__Exercise prompt__:
From the entries below, gather each line containing the word "page".

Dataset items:
▬▬▬

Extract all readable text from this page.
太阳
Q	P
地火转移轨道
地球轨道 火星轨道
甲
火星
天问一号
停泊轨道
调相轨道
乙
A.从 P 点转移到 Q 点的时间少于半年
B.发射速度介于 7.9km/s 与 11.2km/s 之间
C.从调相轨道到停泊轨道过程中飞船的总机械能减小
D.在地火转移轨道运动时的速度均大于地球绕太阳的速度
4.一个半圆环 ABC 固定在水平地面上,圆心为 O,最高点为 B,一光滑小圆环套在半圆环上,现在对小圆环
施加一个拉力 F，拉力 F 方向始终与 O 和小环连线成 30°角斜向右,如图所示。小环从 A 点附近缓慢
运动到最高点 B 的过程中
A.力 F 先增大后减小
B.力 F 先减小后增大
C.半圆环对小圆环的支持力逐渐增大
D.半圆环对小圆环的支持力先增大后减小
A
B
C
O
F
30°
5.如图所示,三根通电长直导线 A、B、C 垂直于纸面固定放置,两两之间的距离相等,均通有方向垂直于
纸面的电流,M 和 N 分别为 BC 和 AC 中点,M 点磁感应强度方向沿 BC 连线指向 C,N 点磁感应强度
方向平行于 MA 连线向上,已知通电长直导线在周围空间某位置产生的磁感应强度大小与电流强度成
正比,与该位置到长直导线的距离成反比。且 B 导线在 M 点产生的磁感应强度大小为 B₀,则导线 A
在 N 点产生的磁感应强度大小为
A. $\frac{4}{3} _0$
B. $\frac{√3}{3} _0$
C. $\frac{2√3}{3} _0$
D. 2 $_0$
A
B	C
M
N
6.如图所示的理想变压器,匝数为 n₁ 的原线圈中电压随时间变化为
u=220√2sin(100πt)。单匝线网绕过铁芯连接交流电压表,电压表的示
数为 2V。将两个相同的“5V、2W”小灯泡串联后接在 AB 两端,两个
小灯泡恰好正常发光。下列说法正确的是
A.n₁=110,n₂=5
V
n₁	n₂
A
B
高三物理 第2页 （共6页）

▬▬▬

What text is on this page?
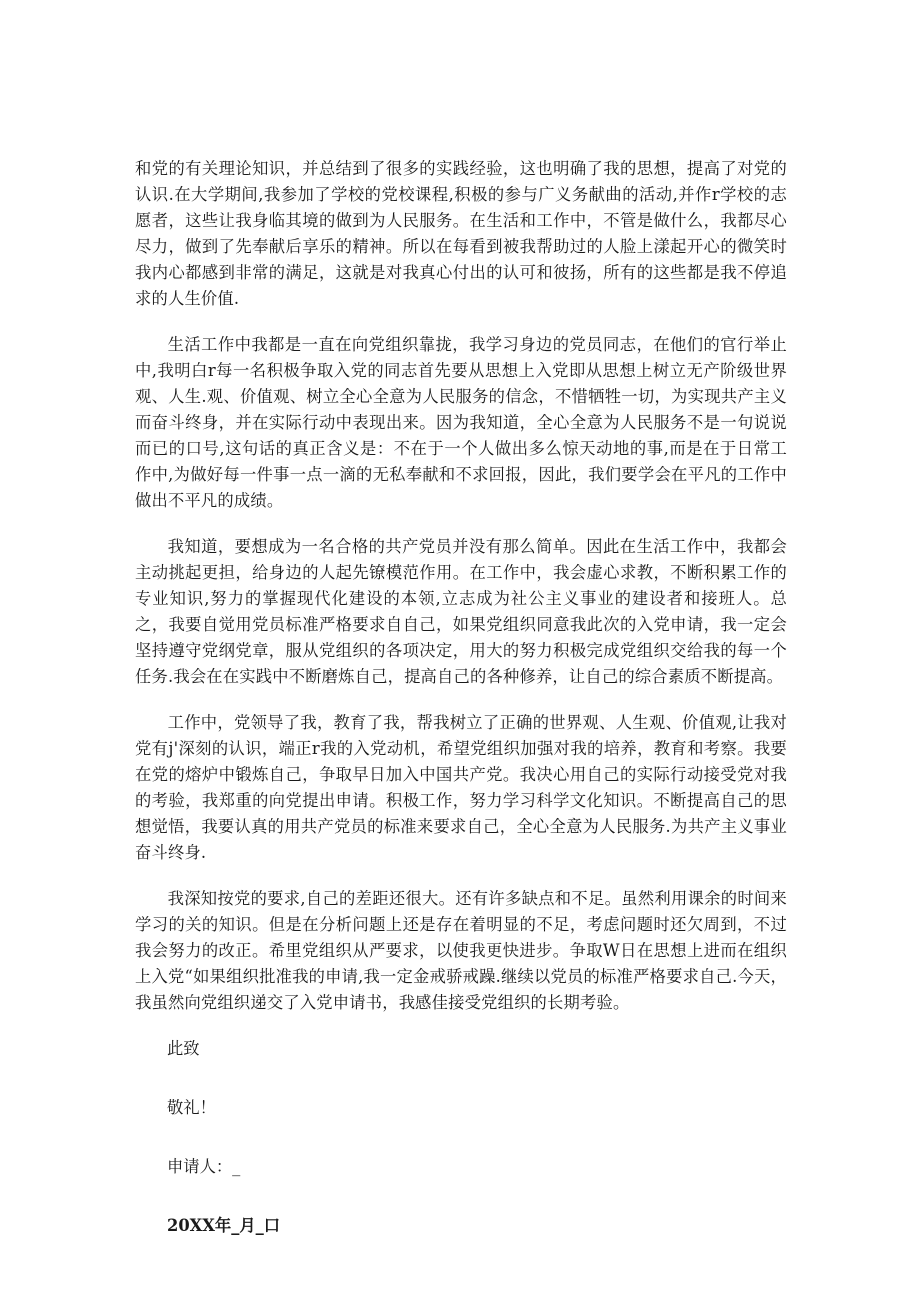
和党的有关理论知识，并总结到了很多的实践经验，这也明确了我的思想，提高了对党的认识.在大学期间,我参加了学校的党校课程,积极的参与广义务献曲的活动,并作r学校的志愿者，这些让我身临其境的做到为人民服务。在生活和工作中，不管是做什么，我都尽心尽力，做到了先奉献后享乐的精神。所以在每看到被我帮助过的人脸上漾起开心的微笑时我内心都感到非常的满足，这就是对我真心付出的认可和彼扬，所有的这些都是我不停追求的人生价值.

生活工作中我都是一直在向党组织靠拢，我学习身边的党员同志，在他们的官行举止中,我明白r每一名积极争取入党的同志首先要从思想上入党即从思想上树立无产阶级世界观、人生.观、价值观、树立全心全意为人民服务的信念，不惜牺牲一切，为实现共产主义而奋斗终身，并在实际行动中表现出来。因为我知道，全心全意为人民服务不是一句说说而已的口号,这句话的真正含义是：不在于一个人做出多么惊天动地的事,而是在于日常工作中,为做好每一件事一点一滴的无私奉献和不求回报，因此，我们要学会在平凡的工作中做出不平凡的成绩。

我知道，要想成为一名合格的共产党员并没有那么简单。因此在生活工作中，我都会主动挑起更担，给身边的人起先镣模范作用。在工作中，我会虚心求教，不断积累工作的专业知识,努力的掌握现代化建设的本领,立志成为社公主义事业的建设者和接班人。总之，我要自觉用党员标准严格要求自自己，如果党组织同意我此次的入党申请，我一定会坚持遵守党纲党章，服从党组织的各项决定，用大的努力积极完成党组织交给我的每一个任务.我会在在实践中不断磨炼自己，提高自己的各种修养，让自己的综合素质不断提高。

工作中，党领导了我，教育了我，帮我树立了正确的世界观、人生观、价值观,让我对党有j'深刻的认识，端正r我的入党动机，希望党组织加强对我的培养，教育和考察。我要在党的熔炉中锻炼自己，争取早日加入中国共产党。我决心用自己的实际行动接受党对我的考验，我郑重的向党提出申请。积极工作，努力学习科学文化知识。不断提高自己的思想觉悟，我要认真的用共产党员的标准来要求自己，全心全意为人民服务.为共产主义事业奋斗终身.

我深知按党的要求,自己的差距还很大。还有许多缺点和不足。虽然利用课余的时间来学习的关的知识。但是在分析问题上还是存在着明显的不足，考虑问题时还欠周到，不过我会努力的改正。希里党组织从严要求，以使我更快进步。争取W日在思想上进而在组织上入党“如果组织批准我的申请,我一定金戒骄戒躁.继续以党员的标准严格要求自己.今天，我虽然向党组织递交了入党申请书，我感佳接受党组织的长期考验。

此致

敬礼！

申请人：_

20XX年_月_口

▬▬▬

__Response below__:
Extract all readable text from this page.
What text is on this page?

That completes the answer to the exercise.